* _Short problem_: Gather the lines below that include the string "JSON", copying each in full.

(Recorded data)
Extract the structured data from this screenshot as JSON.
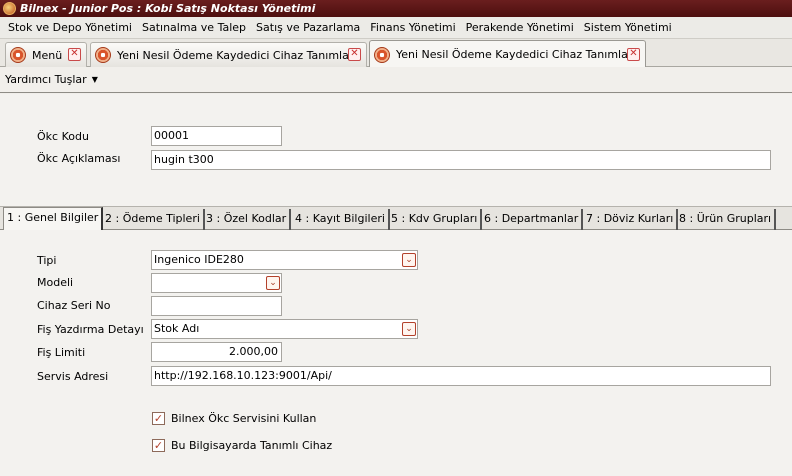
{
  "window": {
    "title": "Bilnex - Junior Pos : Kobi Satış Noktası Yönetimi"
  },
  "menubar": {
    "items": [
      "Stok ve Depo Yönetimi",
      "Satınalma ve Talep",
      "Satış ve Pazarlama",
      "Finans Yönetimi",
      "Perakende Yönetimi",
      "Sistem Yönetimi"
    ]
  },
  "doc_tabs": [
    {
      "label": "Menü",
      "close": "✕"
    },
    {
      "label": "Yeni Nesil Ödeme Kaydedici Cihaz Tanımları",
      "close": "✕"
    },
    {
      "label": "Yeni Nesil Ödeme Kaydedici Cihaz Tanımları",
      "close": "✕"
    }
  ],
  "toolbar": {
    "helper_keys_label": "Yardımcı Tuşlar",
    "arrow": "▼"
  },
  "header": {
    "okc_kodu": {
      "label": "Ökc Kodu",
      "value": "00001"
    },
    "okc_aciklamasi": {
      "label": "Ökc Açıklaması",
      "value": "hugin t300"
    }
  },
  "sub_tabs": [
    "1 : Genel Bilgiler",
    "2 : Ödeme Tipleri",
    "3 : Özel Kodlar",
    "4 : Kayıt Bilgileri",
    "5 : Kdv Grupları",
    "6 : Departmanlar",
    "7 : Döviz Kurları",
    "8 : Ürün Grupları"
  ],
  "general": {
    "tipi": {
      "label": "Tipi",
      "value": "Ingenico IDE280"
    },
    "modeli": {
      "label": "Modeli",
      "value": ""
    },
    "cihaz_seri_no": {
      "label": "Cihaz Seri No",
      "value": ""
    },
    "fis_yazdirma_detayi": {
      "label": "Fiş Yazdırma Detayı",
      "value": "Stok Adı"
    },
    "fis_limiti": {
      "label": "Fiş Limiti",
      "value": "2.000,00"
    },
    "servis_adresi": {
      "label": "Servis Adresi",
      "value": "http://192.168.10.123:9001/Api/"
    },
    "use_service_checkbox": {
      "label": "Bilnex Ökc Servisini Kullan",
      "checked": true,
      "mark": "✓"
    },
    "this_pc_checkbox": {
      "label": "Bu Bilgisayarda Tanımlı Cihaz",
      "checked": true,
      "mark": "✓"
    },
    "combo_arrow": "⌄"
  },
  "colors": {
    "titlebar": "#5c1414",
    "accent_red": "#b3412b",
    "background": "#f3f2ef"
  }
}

* * *

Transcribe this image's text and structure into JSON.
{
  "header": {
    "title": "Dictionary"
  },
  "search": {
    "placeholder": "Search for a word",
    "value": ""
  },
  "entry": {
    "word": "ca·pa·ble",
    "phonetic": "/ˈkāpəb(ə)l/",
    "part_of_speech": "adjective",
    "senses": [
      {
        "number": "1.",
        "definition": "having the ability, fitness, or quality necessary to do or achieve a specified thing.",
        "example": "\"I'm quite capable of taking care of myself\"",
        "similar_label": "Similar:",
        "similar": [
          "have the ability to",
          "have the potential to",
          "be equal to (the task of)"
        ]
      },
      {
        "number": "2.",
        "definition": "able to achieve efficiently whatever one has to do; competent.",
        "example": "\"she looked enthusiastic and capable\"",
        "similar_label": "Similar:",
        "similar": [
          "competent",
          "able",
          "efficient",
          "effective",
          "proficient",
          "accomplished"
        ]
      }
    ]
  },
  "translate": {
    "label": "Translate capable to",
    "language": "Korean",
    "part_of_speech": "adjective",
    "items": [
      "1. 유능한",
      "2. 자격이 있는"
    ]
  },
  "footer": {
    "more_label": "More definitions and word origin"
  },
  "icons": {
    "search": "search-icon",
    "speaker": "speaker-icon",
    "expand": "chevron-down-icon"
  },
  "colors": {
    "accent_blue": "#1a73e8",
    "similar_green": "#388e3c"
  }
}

...

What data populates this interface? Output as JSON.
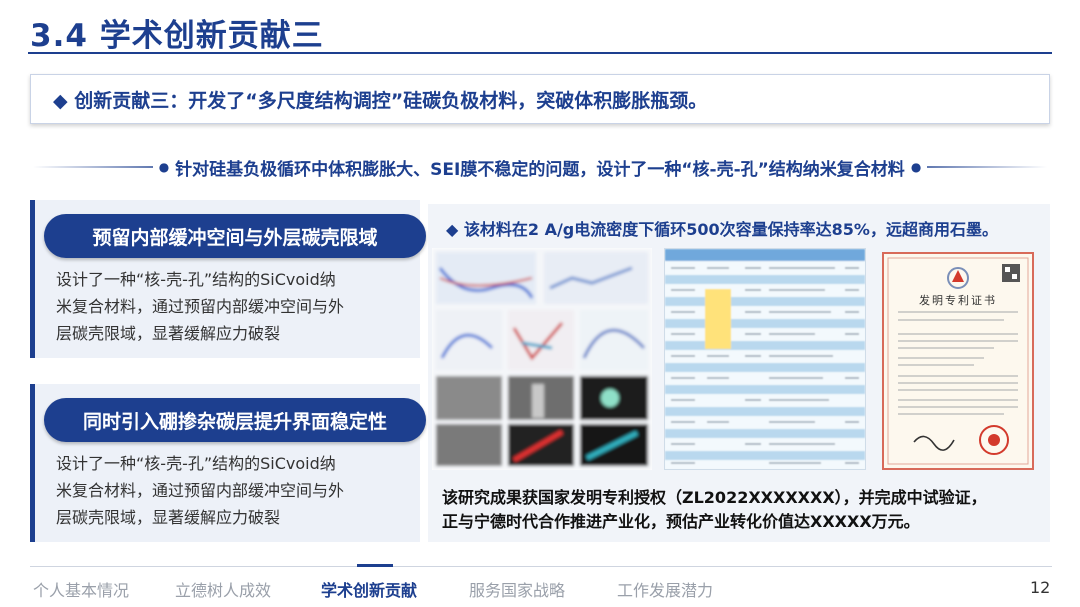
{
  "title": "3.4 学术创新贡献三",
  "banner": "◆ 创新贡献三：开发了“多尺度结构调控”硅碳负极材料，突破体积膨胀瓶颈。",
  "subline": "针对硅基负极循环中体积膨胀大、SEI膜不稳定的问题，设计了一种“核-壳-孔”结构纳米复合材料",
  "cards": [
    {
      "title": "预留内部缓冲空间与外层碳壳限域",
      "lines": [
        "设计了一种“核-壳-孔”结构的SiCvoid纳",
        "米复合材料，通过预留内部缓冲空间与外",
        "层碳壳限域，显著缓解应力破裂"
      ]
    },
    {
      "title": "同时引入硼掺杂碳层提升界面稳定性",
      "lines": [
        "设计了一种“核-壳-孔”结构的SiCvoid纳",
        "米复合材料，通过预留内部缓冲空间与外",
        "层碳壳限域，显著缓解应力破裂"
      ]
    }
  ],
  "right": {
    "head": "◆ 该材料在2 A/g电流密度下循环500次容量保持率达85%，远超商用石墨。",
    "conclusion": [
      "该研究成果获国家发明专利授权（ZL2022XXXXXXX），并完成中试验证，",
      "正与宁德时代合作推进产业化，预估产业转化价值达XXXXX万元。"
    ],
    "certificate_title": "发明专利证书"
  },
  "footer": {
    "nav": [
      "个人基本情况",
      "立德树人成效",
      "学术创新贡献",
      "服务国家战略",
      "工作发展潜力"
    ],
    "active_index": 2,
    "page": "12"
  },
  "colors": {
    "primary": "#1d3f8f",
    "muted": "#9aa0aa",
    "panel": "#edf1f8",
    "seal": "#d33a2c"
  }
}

* _Answer to the task_:
Extract the structured data from this screenshot as JSON.
Transcribe this image's text and structure into JSON.
What data populates this interface? Output as JSON.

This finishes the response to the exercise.